Check each line of the entries below for the string "sont" and state how many lines have it, with no other text.
-*-*-
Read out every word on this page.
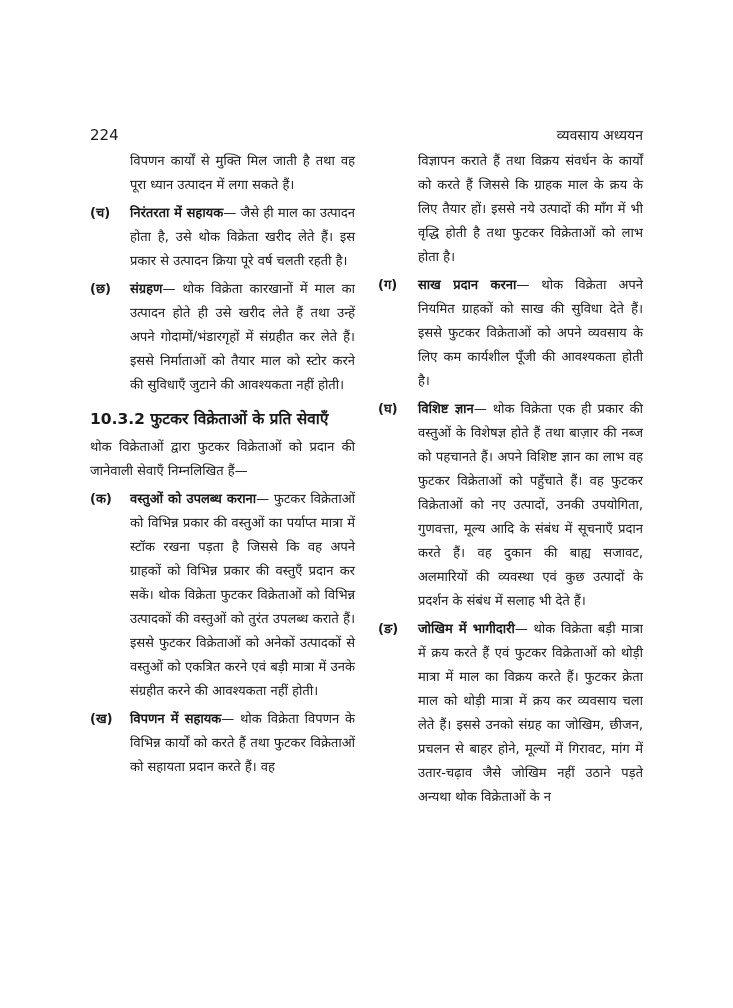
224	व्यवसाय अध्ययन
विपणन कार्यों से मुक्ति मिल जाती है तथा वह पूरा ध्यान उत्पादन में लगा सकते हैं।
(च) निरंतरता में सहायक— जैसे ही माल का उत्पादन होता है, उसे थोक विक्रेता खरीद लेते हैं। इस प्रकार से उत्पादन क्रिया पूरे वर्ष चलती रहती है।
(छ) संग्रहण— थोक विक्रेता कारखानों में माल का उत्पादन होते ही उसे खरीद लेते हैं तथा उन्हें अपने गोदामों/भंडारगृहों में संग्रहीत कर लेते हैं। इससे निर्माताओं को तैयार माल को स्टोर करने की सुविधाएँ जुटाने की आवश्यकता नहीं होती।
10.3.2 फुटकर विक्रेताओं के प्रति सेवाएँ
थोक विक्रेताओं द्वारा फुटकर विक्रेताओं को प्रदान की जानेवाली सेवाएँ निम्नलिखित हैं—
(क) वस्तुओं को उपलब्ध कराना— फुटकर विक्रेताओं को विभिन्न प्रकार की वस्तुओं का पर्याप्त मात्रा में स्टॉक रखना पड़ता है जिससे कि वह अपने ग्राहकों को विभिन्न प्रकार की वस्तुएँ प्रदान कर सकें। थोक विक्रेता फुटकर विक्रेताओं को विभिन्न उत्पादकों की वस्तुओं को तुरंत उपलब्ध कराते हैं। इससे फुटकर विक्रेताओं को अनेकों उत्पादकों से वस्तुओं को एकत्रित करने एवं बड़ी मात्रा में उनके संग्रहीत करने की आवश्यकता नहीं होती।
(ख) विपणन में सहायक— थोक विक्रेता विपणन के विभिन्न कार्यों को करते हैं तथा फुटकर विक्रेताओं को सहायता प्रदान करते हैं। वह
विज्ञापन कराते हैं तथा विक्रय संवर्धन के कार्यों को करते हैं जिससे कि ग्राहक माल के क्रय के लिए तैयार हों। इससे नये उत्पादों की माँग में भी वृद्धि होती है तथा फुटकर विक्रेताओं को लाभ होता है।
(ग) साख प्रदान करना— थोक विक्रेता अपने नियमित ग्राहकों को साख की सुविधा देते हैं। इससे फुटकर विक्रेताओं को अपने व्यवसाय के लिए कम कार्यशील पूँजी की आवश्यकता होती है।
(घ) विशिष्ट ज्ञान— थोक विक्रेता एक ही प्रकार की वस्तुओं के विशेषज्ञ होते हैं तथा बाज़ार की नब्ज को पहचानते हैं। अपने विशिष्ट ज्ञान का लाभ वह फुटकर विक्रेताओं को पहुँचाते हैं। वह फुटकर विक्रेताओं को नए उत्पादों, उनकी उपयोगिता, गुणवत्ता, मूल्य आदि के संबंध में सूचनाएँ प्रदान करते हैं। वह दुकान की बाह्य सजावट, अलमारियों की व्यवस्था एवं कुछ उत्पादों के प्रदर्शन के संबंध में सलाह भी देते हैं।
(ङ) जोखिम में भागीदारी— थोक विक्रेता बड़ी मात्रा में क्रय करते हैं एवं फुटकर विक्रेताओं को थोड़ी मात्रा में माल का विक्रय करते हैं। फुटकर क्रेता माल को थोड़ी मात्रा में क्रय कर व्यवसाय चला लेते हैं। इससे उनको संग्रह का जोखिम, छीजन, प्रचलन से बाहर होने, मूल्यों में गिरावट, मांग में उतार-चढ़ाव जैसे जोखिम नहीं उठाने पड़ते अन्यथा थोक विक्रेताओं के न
-*-*-
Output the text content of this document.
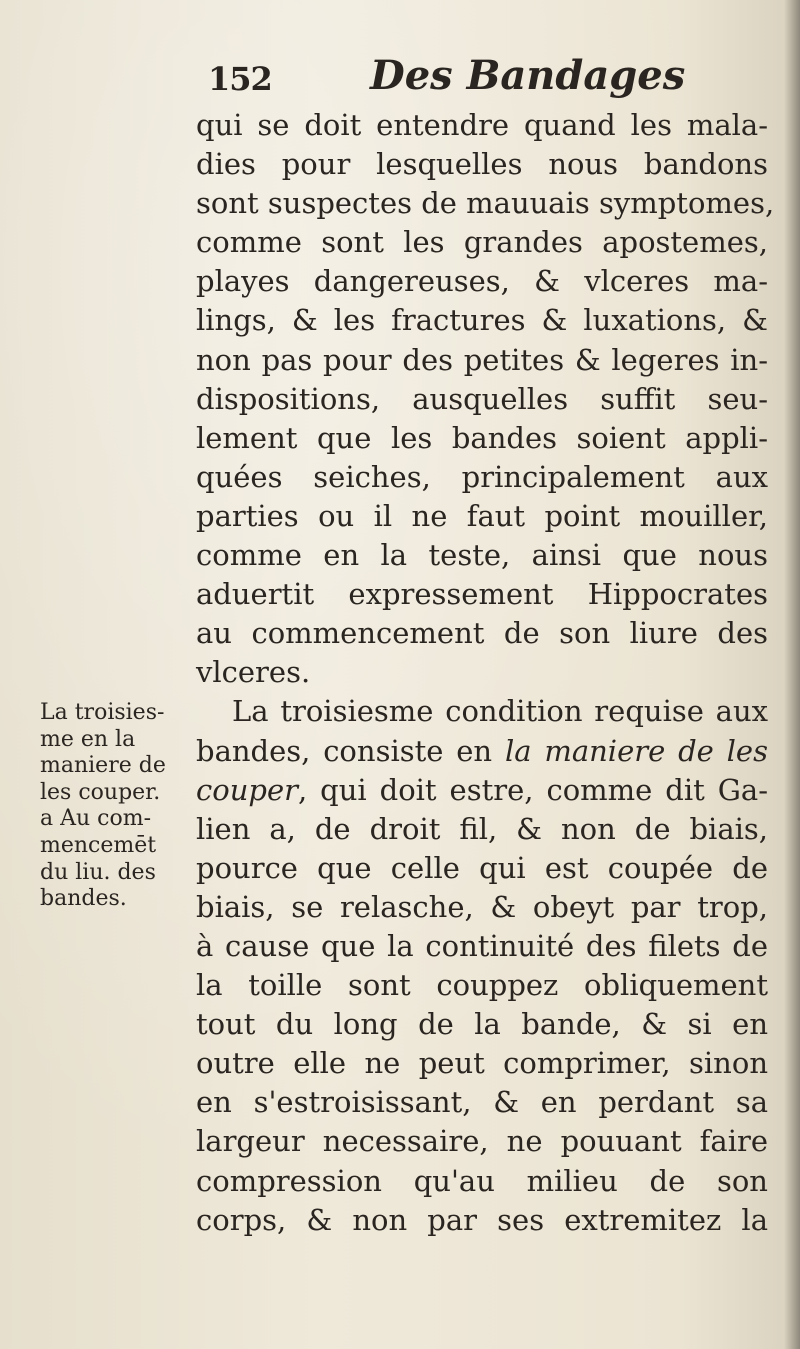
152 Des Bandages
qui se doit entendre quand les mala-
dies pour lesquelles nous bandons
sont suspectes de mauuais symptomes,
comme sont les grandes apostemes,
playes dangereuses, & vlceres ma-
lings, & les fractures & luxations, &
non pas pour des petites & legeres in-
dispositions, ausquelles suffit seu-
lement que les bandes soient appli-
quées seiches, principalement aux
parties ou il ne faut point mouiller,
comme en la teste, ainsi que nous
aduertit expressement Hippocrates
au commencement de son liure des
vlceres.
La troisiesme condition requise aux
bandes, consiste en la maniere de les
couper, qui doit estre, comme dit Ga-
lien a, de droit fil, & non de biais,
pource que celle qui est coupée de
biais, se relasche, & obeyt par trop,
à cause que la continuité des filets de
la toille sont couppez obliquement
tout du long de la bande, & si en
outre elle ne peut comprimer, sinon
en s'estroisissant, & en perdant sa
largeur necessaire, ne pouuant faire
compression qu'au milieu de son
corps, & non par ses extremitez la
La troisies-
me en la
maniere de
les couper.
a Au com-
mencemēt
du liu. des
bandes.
-*-*-
- _THE ANSWER_: 3